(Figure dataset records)
· · · · ·

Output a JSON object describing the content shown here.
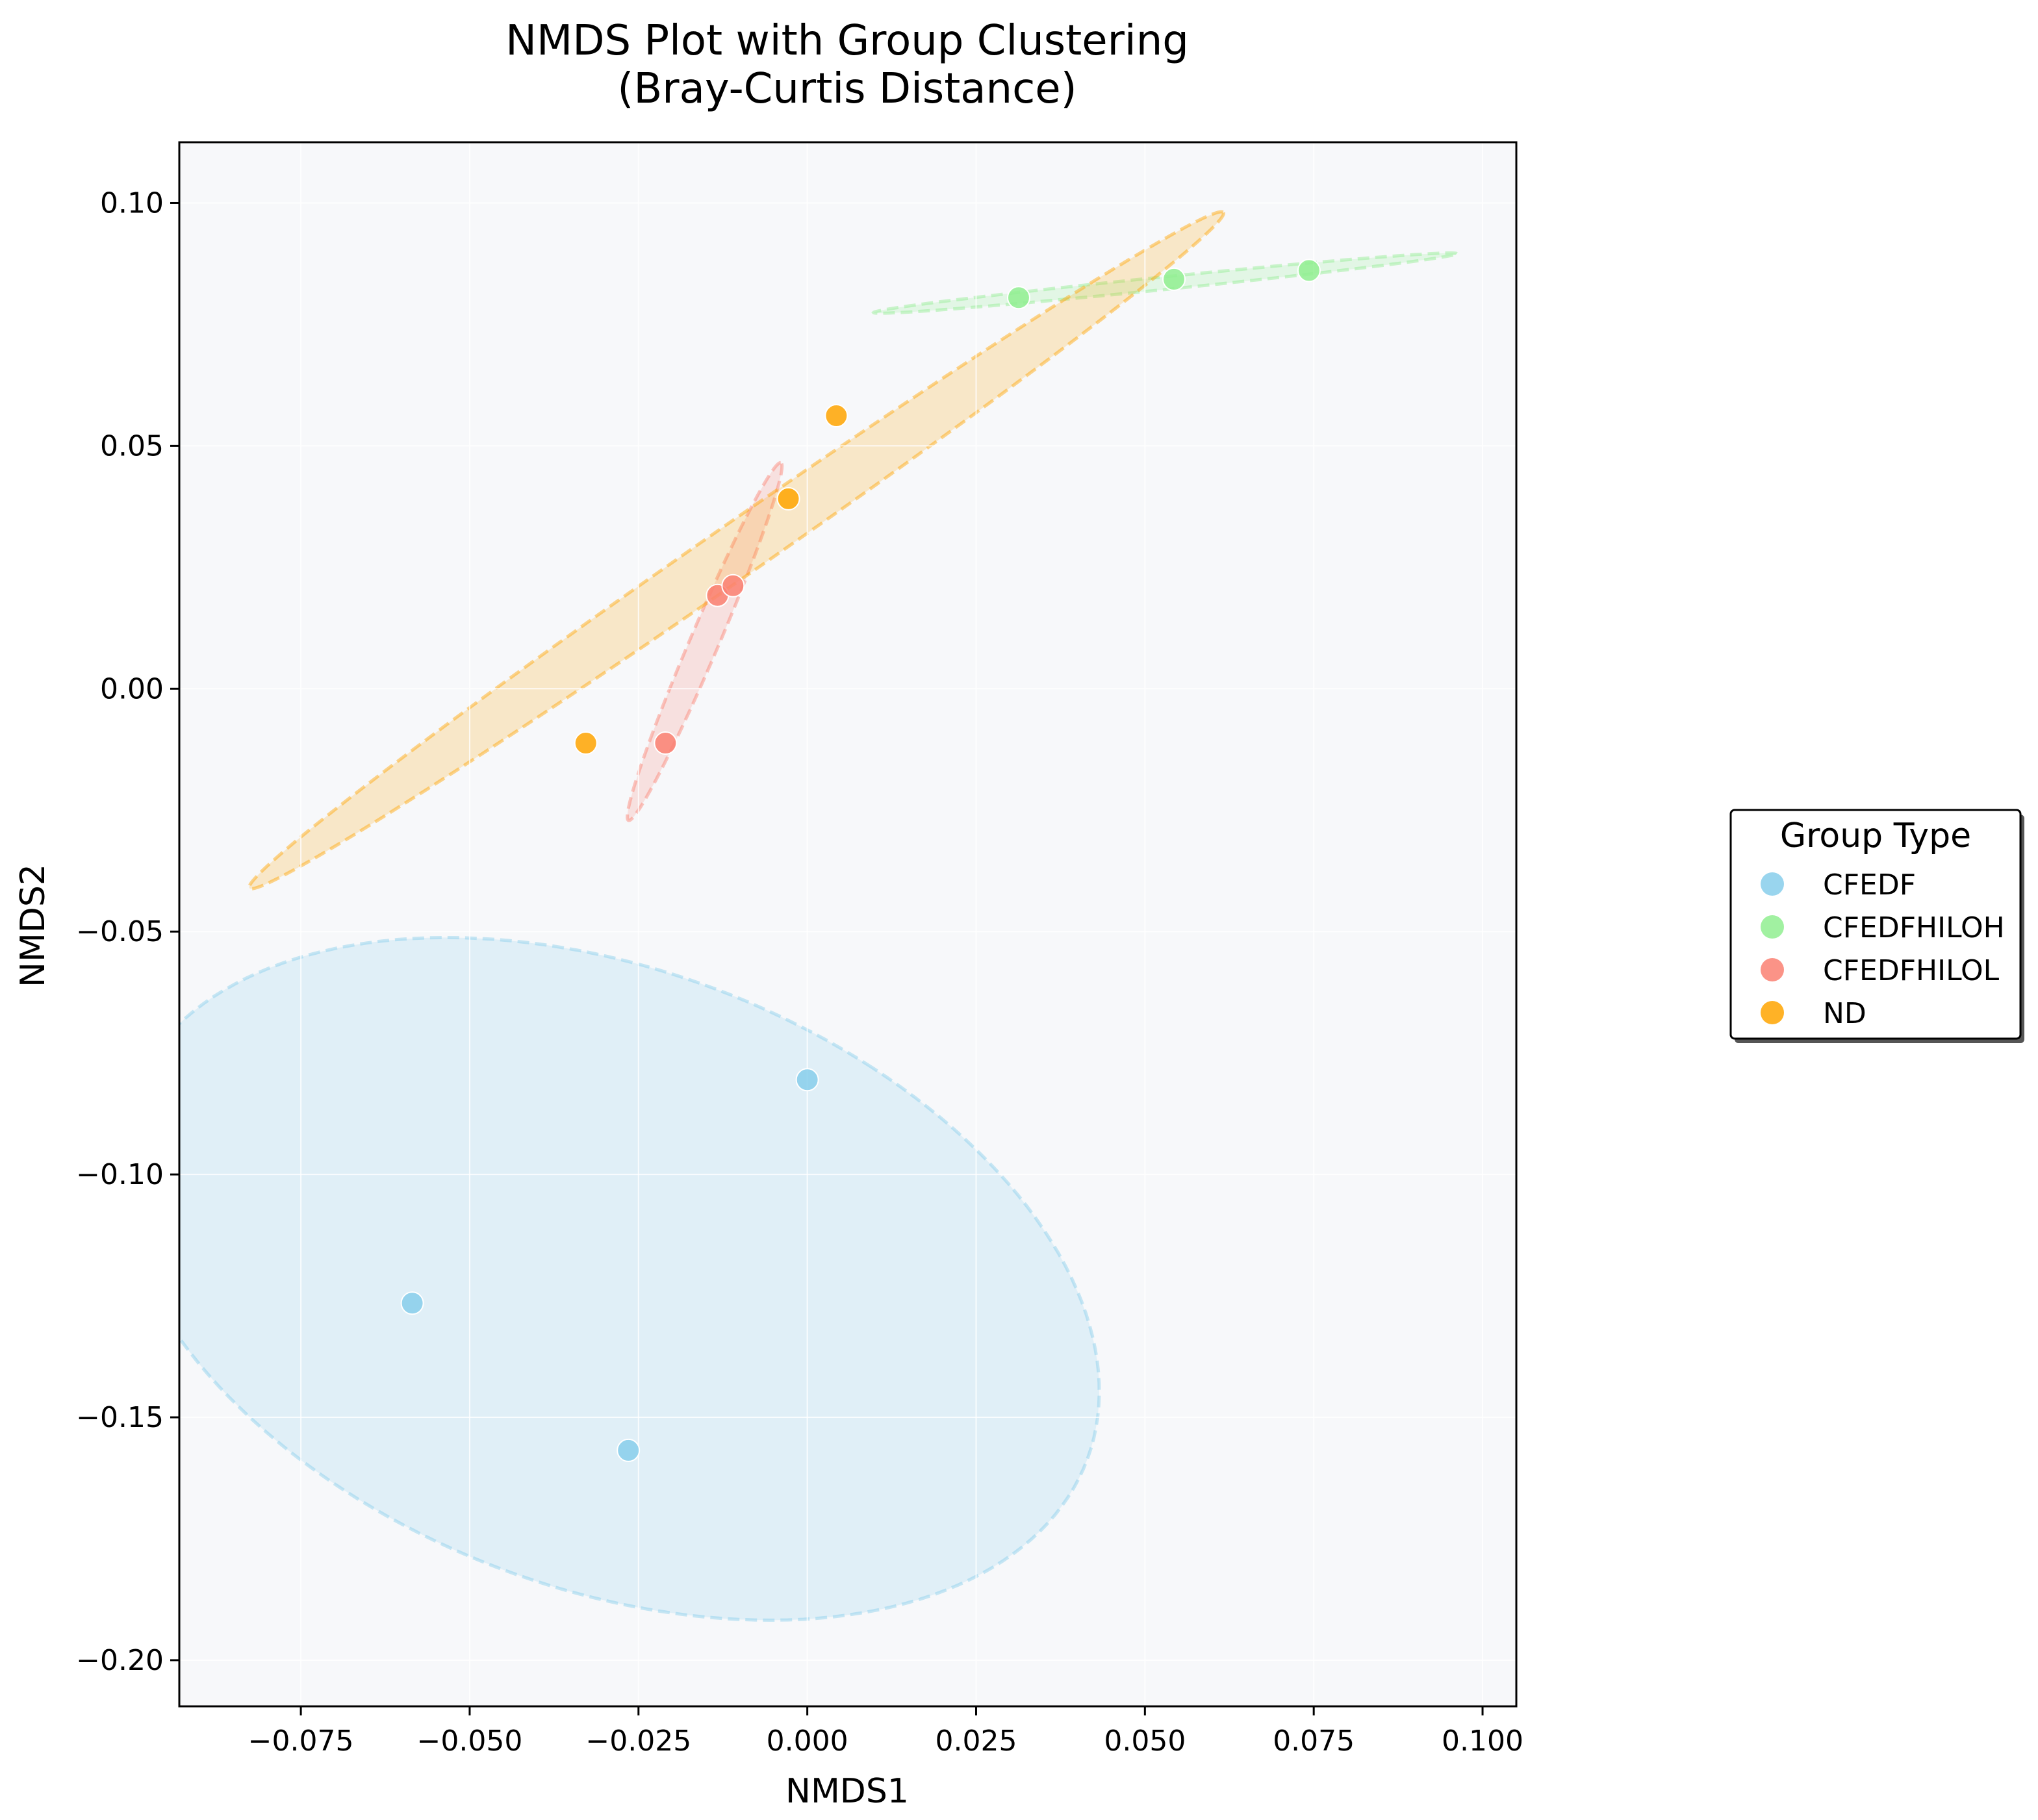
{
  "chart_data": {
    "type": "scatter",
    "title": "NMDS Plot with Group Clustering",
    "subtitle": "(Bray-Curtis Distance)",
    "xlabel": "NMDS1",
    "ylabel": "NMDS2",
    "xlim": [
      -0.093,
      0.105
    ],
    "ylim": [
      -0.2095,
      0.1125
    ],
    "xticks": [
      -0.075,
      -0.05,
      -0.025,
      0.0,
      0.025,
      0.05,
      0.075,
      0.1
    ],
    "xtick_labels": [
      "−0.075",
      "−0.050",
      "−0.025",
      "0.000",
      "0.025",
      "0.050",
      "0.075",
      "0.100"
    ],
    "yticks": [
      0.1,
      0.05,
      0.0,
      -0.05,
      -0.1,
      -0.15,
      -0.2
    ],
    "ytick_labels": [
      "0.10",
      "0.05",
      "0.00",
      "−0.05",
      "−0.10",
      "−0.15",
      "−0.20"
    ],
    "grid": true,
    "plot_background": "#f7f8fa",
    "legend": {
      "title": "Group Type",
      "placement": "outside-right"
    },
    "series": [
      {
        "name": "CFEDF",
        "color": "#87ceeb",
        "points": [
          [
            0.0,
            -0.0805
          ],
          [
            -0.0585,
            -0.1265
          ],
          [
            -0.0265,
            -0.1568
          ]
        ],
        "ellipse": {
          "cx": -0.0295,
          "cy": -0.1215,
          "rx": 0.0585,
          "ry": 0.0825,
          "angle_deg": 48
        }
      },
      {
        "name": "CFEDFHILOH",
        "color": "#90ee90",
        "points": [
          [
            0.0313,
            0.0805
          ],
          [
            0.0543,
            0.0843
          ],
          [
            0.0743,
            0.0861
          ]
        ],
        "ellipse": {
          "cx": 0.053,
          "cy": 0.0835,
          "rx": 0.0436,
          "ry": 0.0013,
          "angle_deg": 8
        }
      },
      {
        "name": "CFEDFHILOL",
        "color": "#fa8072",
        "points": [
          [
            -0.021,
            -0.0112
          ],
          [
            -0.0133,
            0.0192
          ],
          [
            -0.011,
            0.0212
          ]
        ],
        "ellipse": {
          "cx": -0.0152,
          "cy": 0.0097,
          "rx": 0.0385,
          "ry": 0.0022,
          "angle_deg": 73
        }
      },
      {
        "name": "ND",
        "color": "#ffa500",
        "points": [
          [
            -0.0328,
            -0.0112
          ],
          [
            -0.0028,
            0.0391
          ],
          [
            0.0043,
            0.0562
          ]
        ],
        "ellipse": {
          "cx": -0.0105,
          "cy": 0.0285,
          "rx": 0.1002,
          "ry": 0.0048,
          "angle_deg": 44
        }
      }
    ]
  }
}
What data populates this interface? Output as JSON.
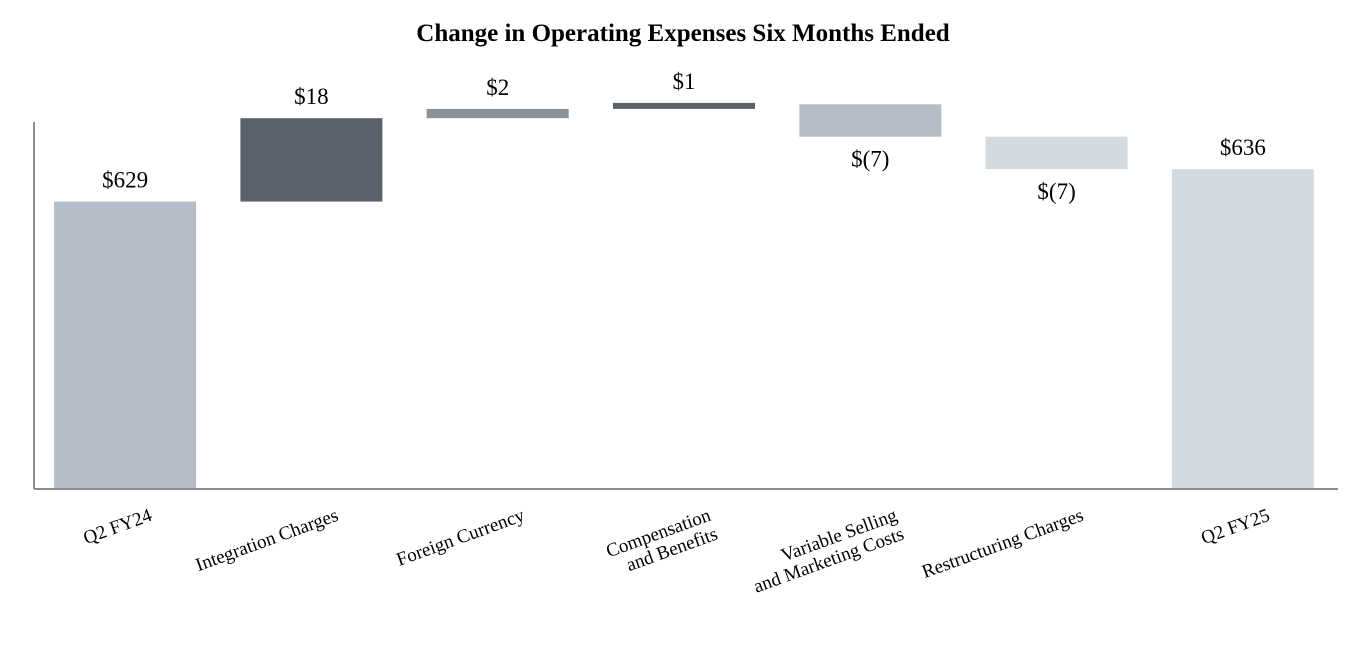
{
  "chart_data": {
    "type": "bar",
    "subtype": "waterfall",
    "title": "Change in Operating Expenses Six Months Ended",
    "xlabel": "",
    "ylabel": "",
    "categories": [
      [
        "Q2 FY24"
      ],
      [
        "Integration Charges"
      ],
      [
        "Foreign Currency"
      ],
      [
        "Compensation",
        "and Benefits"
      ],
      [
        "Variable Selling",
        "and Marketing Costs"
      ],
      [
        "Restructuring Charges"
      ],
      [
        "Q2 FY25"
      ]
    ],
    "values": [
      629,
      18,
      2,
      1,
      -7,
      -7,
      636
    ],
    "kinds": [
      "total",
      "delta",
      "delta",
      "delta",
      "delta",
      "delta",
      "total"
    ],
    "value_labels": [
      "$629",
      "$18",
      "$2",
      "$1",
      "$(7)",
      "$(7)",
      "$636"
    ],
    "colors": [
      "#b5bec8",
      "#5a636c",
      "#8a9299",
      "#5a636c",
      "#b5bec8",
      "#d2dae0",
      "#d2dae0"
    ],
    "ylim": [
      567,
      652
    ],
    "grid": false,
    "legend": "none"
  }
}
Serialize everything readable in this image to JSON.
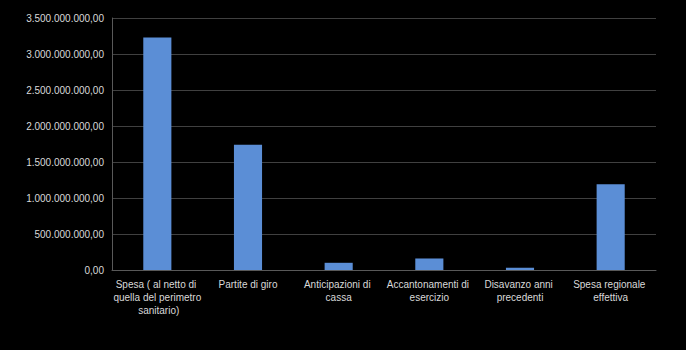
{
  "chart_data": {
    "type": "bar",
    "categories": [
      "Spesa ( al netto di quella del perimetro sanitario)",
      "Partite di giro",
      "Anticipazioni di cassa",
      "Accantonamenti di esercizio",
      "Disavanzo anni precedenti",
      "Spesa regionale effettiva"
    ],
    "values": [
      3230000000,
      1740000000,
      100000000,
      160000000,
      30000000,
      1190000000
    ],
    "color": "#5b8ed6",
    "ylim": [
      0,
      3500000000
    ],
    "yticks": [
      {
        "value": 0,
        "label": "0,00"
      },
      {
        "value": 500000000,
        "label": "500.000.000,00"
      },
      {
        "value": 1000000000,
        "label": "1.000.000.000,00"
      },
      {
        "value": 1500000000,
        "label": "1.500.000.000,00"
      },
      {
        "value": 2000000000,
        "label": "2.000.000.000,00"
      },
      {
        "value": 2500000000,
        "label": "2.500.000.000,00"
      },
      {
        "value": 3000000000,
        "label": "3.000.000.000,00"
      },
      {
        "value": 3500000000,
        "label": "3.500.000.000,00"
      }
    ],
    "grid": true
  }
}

· · · · ·

_What needs to be done_
Reproduce all of the material exactly, apart from the pictures.

_Result of this exercise_
Output a JSON object describing the content shown here.
{
  "chart_data": {
    "type": "scatter",
    "title": "NMDS Plot with Group Clustering",
    "subtitle": "(Bray-Curtis Distance)",
    "xlabel": "NMDS1",
    "ylabel": "NMDS2",
    "xlim": [
      -0.093,
      0.105
    ],
    "ylim": [
      -0.2095,
      0.1125
    ],
    "xticks": [
      -0.075,
      -0.05,
      -0.025,
      0.0,
      0.025,
      0.05,
      0.075,
      0.1
    ],
    "xtick_labels": [
      "−0.075",
      "−0.050",
      "−0.025",
      "0.000",
      "0.025",
      "0.050",
      "0.075",
      "0.100"
    ],
    "yticks": [
      0.1,
      0.05,
      0.0,
      -0.05,
      -0.1,
      -0.15,
      -0.2
    ],
    "ytick_labels": [
      "0.10",
      "0.05",
      "0.00",
      "−0.05",
      "−0.10",
      "−0.15",
      "−0.20"
    ],
    "grid": true,
    "plot_background": "#f7f8fa",
    "legend": {
      "title": "Group Type",
      "placement": "outside-right"
    },
    "series": [
      {
        "name": "CFEDF",
        "color": "#87ceeb",
        "points": [
          [
            0.0,
            -0.0805
          ],
          [
            -0.0585,
            -0.1265
          ],
          [
            -0.0265,
            -0.1568
          ]
        ],
        "ellipse": {
          "cx": -0.0295,
          "cy": -0.1215,
          "rx": 0.0585,
          "ry": 0.0825,
          "angle_deg": 48
        }
      },
      {
        "name": "CFEDFHILOH",
        "color": "#90ee90",
        "points": [
          [
            0.0313,
            0.0805
          ],
          [
            0.0543,
            0.0843
          ],
          [
            0.0743,
            0.0861
          ]
        ],
        "ellipse": {
          "cx": 0.053,
          "cy": 0.0835,
          "rx": 0.0436,
          "ry": 0.0013,
          "angle_deg": 8
        }
      },
      {
        "name": "CFEDFHILOL",
        "color": "#fa8072",
        "points": [
          [
            -0.021,
            -0.0112
          ],
          [
            -0.0133,
            0.0192
          ],
          [
            -0.011,
            0.0212
          ]
        ],
        "ellipse": {
          "cx": -0.0152,
          "cy": 0.0097,
          "rx": 0.0385,
          "ry": 0.0022,
          "angle_deg": 73
        }
      },
      {
        "name": "ND",
        "color": "#ffa500",
        "points": [
          [
            -0.0328,
            -0.0112
          ],
          [
            -0.0028,
            0.0391
          ],
          [
            0.0043,
            0.0562
          ]
        ],
        "ellipse": {
          "cx": -0.0105,
          "cy": 0.0285,
          "rx": 0.1002,
          "ry": 0.0048,
          "angle_deg": 44
        }
      }
    ]
  }
}
What data populates this interface? Output as JSON.
{
  "chart_data": {
    "type": "bar",
    "subtype": "waterfall",
    "title": "Change in Operating Expenses Six Months Ended",
    "xlabel": "",
    "ylabel": "",
    "categories": [
      [
        "Q2 FY24"
      ],
      [
        "Integration Charges"
      ],
      [
        "Foreign Currency"
      ],
      [
        "Compensation",
        "and Benefits"
      ],
      [
        "Variable Selling",
        "and Marketing Costs"
      ],
      [
        "Restructuring Charges"
      ],
      [
        "Q2 FY25"
      ]
    ],
    "values": [
      629,
      18,
      2,
      1,
      -7,
      -7,
      636
    ],
    "kinds": [
      "total",
      "delta",
      "delta",
      "delta",
      "delta",
      "delta",
      "total"
    ],
    "value_labels": [
      "$629",
      "$18",
      "$2",
      "$1",
      "$(7)",
      "$(7)",
      "$636"
    ],
    "colors": [
      "#b5bec8",
      "#5a636c",
      "#8a9299",
      "#5a636c",
      "#b5bec8",
      "#d2dae0",
      "#d2dae0"
    ],
    "ylim": [
      567,
      652
    ],
    "grid": false,
    "legend": "none"
  }
}
Serialize everything readable in this image to JSON.
{
  "chart_data": {
    "type": "bar",
    "categories": [
      "Spesa ( al netto di quella del perimetro sanitario)",
      "Partite di giro",
      "Anticipazioni di cassa",
      "Accantonamenti di esercizio",
      "Disavanzo anni precedenti",
      "Spesa regionale effettiva"
    ],
    "values": [
      3230000000,
      1740000000,
      100000000,
      160000000,
      30000000,
      1190000000
    ],
    "color": "#5b8ed6",
    "ylim": [
      0,
      3500000000
    ],
    "yticks": [
      {
        "value": 0,
        "label": "0,00"
      },
      {
        "value": 500000000,
        "label": "500.000.000,00"
      },
      {
        "value": 1000000000,
        "label": "1.000.000.000,00"
      },
      {
        "value": 1500000000,
        "label": "1.500.000.000,00"
      },
      {
        "value": 2000000000,
        "label": "2.000.000.000,00"
      },
      {
        "value": 2500000000,
        "label": "2.500.000.000,00"
      },
      {
        "value": 3000000000,
        "label": "3.000.000.000,00"
      },
      {
        "value": 3500000000,
        "label": "3.500.000.000,00"
      }
    ],
    "grid": true
  }
}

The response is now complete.